- WRITTEN REQUEST
Say how many lines of the listing below contain "structured", giving the number and nothing else.

Data listing

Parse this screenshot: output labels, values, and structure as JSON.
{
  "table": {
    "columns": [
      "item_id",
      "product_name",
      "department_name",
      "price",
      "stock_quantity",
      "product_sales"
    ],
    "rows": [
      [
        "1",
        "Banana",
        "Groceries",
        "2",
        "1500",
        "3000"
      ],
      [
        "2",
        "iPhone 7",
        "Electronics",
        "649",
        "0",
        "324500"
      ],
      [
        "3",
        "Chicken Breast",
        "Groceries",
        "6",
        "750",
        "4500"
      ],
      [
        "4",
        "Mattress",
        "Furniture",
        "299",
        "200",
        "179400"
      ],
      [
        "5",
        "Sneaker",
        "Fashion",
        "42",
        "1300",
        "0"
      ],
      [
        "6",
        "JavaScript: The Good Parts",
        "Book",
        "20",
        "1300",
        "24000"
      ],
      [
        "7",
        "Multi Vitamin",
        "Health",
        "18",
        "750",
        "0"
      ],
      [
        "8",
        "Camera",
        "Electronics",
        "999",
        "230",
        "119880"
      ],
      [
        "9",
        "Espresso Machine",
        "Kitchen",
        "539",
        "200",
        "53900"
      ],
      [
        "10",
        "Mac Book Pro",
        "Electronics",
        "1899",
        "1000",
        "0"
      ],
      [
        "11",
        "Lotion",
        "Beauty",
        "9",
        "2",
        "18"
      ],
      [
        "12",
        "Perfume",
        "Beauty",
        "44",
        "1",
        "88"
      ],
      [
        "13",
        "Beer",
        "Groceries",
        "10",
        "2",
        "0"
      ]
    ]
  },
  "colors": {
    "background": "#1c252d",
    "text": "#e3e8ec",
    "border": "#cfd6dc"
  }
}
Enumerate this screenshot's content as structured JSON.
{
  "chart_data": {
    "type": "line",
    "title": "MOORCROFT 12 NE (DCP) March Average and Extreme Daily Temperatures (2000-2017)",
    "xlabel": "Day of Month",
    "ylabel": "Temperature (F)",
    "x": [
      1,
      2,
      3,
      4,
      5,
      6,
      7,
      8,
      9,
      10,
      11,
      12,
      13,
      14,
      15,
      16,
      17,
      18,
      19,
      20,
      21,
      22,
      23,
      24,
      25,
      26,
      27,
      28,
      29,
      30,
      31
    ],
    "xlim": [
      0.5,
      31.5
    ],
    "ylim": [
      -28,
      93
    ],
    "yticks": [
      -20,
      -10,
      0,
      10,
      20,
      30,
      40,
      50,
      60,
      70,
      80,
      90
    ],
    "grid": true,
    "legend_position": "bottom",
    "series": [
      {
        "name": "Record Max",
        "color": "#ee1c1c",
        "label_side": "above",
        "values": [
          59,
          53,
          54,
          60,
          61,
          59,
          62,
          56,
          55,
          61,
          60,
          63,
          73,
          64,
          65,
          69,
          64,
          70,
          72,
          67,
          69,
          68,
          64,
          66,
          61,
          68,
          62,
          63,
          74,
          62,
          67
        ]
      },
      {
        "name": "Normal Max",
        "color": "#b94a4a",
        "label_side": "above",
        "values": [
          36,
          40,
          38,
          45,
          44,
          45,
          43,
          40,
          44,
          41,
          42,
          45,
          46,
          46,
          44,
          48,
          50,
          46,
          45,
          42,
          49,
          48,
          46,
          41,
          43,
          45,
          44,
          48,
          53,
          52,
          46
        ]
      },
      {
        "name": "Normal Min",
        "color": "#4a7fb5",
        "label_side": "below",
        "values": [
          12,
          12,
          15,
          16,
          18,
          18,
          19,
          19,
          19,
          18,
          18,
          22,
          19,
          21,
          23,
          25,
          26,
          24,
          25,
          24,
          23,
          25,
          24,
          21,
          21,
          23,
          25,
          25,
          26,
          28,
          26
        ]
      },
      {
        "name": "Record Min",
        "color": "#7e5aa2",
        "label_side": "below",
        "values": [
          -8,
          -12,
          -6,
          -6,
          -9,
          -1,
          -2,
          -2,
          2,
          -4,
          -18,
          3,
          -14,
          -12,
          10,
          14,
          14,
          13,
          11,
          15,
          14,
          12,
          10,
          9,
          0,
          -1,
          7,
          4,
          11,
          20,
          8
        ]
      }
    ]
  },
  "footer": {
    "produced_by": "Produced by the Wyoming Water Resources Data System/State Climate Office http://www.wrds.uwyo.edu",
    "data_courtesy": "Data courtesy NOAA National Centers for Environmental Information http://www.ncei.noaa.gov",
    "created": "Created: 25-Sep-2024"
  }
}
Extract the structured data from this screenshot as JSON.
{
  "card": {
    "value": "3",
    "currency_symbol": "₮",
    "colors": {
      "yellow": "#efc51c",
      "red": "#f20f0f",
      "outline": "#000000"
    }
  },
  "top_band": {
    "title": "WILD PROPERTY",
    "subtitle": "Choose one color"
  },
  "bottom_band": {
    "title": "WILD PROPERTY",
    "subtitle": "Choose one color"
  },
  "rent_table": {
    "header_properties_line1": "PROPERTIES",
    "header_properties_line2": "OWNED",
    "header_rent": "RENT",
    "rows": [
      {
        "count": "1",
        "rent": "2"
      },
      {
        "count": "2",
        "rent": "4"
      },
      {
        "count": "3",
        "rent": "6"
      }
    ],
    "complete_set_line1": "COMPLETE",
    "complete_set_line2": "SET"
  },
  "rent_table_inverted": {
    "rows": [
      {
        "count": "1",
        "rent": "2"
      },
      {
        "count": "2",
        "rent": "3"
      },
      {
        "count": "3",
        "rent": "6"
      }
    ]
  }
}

- CORRECT ANSWER
2